RECORD LIST
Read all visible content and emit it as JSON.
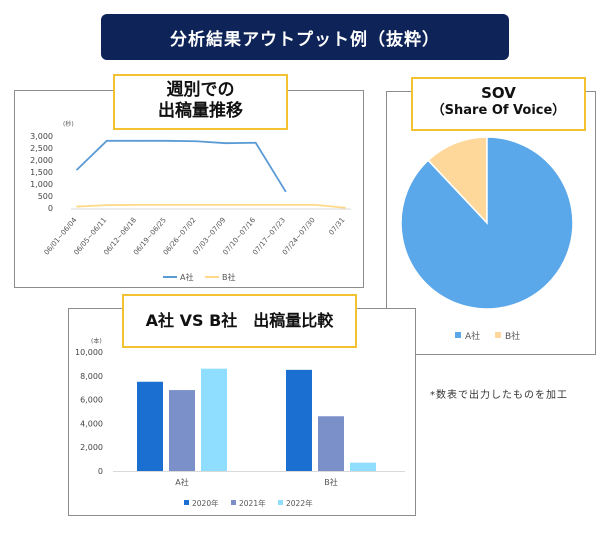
{
  "banner": {
    "title": "分析結果アウトプット例（抜粋）"
  },
  "note": "*数表で出力したものを加工",
  "colors": {
    "banner_bg": "#0e2458",
    "label_border": "#f2c233"
  },
  "chart_data": [
    {
      "type": "line",
      "title_line1": "週別での",
      "title_line2": "出稿量推移",
      "unit": "(秒)",
      "yticks": [
        "3,000",
        "2,500",
        "2,000",
        "1,500",
        "1,000",
        "500",
        "0"
      ],
      "ylim": [
        0,
        3000
      ],
      "categories": [
        "06/01~06/04",
        "06/05~06/11",
        "06/12~06/18",
        "06/19~06/25",
        "06/26~07/02",
        "07/03~07/09",
        "07/10~07/16",
        "07/17~07/23",
        "07/24~07/30",
        "07/31"
      ],
      "series": [
        {
          "name": "A社",
          "color": "#5b9bd5",
          "values": [
            1600,
            2800,
            2800,
            2800,
            2780,
            2700,
            2720,
            700,
            null,
            null
          ]
        },
        {
          "name": "B社",
          "color": "#ffd98a",
          "values": [
            60,
            120,
            130,
            130,
            130,
            130,
            130,
            130,
            130,
            10
          ]
        }
      ]
    },
    {
      "type": "pie",
      "title_line1": "SOV",
      "title_line2": "（Share Of Voice）",
      "slices": [
        {
          "name": "A社",
          "value": 88,
          "color": "#5aa7ea"
        },
        {
          "name": "B社",
          "value": 12,
          "color": "#fdd89a"
        }
      ]
    },
    {
      "type": "bar",
      "title": "A社 VS B社　出稿量比較",
      "unit": "(本)",
      "yticks": [
        "10,000",
        "8,000",
        "6,000",
        "4,000",
        "2,000",
        "0"
      ],
      "ylim": [
        0,
        10000
      ],
      "categories": [
        "A社",
        "B社"
      ],
      "series": [
        {
          "name": "2020年",
          "color": "#1a6fd0",
          "values": [
            7500,
            8500
          ]
        },
        {
          "name": "2021年",
          "color": "#7b8fc8",
          "values": [
            6800,
            4600
          ]
        },
        {
          "name": "2022年",
          "color": "#90deff",
          "values": [
            8600,
            700
          ]
        }
      ]
    }
  ]
}
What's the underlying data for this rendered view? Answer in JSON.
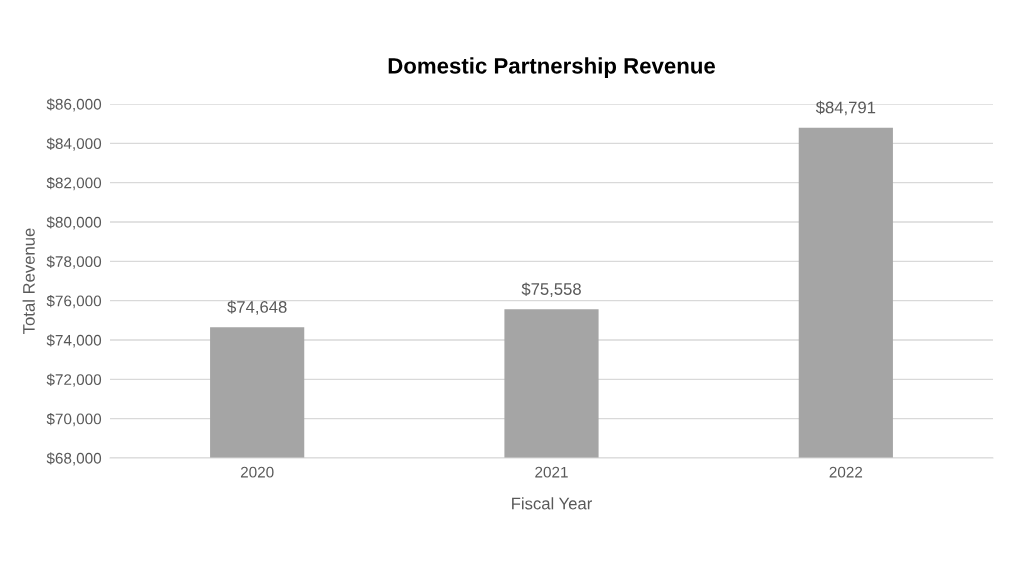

TASK INSTRUCTIONS
Leave the pictures out, and print every line of the listing exactly as written.

CORRECT RESULT
Read all visible content and emit it as JSON.
{
  "banner": {
    "title": "分析結果アウトプット例（抜粋）"
  },
  "note": "*数表で出力したものを加工",
  "colors": {
    "banner_bg": "#0e2458",
    "label_border": "#f2c233"
  },
  "chart_data": [
    {
      "type": "line",
      "title_line1": "週別での",
      "title_line2": "出稿量推移",
      "unit": "(秒)",
      "yticks": [
        "3,000",
        "2,500",
        "2,000",
        "1,500",
        "1,000",
        "500",
        "0"
      ],
      "ylim": [
        0,
        3000
      ],
      "categories": [
        "06/01~06/04",
        "06/05~06/11",
        "06/12~06/18",
        "06/19~06/25",
        "06/26~07/02",
        "07/03~07/09",
        "07/10~07/16",
        "07/17~07/23",
        "07/24~07/30",
        "07/31"
      ],
      "series": [
        {
          "name": "A社",
          "color": "#5b9bd5",
          "values": [
            1600,
            2800,
            2800,
            2800,
            2780,
            2700,
            2720,
            700,
            null,
            null
          ]
        },
        {
          "name": "B社",
          "color": "#ffd98a",
          "values": [
            60,
            120,
            130,
            130,
            130,
            130,
            130,
            130,
            130,
            10
          ]
        }
      ]
    },
    {
      "type": "pie",
      "title_line1": "SOV",
      "title_line2": "（Share Of Voice）",
      "slices": [
        {
          "name": "A社",
          "value": 88,
          "color": "#5aa7ea"
        },
        {
          "name": "B社",
          "value": 12,
          "color": "#fdd89a"
        }
      ]
    },
    {
      "type": "bar",
      "title": "A社 VS B社　出稿量比較",
      "unit": "(本)",
      "yticks": [
        "10,000",
        "8,000",
        "6,000",
        "4,000",
        "2,000",
        "0"
      ],
      "ylim": [
        0,
        10000
      ],
      "categories": [
        "A社",
        "B社"
      ],
      "series": [
        {
          "name": "2020年",
          "color": "#1a6fd0",
          "values": [
            7500,
            8500
          ]
        },
        {
          "name": "2021年",
          "color": "#7b8fc8",
          "values": [
            6800,
            4600
          ]
        },
        {
          "name": "2022年",
          "color": "#90deff",
          "values": [
            8600,
            700
          ]
        }
      ]
    }
  ]
}
What's the underlying data for this rendered view? Answer in JSON.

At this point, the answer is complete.